Exercise description
Word for word, give the material below again, minus any images.

Records from a data collection

----

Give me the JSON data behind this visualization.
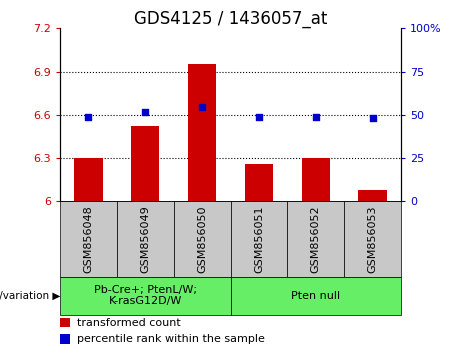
{
  "title": "GDS4125 / 1436057_at",
  "categories": [
    "GSM856048",
    "GSM856049",
    "GSM856050",
    "GSM856051",
    "GSM856052",
    "GSM856053"
  ],
  "bar_values": [
    6.3,
    6.52,
    6.95,
    6.26,
    6.3,
    6.08
  ],
  "bar_base": 6.0,
  "blue_dot_values": [
    6.585,
    6.62,
    6.655,
    6.585,
    6.585,
    6.575
  ],
  "ylim_left": [
    6.0,
    7.2
  ],
  "ylim_right": [
    0,
    100
  ],
  "yticks_left": [
    6.0,
    6.3,
    6.6,
    6.9,
    7.2
  ],
  "yticks_right": [
    0,
    25,
    50,
    75,
    100
  ],
  "ytick_labels_left": [
    "6",
    "6.3",
    "6.6",
    "6.9",
    "7.2"
  ],
  "ytick_labels_right": [
    "0",
    "25",
    "50",
    "75",
    "100%"
  ],
  "hlines": [
    6.3,
    6.6,
    6.9
  ],
  "bar_color": "#cc0000",
  "dot_color": "#0000cc",
  "bar_width": 0.5,
  "group1_label": "Pb-Cre+; PtenL/W;\nK-rasG12D/W",
  "group2_label": "Pten null",
  "group1_indices": [
    0,
    1,
    2
  ],
  "group2_indices": [
    3,
    4,
    5
  ],
  "group_label_prefix": "genotype/variation",
  "legend_bar_label": "transformed count",
  "legend_dot_label": "percentile rank within the sample",
  "left_tick_color": "#cc0000",
  "right_tick_color": "#0000cc",
  "bg_xlabel": "#c8c8c8",
  "bg_group": "#66ee66",
  "title_fontsize": 12,
  "tick_fontsize": 8,
  "label_fontsize": 8,
  "legend_fontsize": 8
}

----

Complete output
Give me the JSON data behind this visualization.
{
  "title": "GDS4125 / 1436057_at",
  "categories": [
    "GSM856048",
    "GSM856049",
    "GSM856050",
    "GSM856051",
    "GSM856052",
    "GSM856053"
  ],
  "bar_values": [
    6.3,
    6.52,
    6.95,
    6.26,
    6.3,
    6.08
  ],
  "bar_base": 6.0,
  "blue_dot_values": [
    6.585,
    6.62,
    6.655,
    6.585,
    6.585,
    6.575
  ],
  "ylim_left": [
    6.0,
    7.2
  ],
  "ylim_right": [
    0,
    100
  ],
  "yticks_left": [
    6.0,
    6.3,
    6.6,
    6.9,
    7.2
  ],
  "yticks_right": [
    0,
    25,
    50,
    75,
    100
  ],
  "ytick_labels_left": [
    "6",
    "6.3",
    "6.6",
    "6.9",
    "7.2"
  ],
  "ytick_labels_right": [
    "0",
    "25",
    "50",
    "75",
    "100%"
  ],
  "hlines": [
    6.3,
    6.6,
    6.9
  ],
  "bar_color": "#cc0000",
  "dot_color": "#0000cc",
  "bar_width": 0.5,
  "group1_label": "Pb-Cre+; PtenL/W;\nK-rasG12D/W",
  "group2_label": "Pten null",
  "group1_indices": [
    0,
    1,
    2
  ],
  "group2_indices": [
    3,
    4,
    5
  ],
  "group_label_prefix": "genotype/variation",
  "legend_bar_label": "transformed count",
  "legend_dot_label": "percentile rank within the sample",
  "left_tick_color": "#cc0000",
  "right_tick_color": "#0000cc",
  "bg_xlabel": "#c8c8c8",
  "bg_group": "#66ee66",
  "title_fontsize": 12,
  "tick_fontsize": 8,
  "label_fontsize": 8,
  "legend_fontsize": 8
}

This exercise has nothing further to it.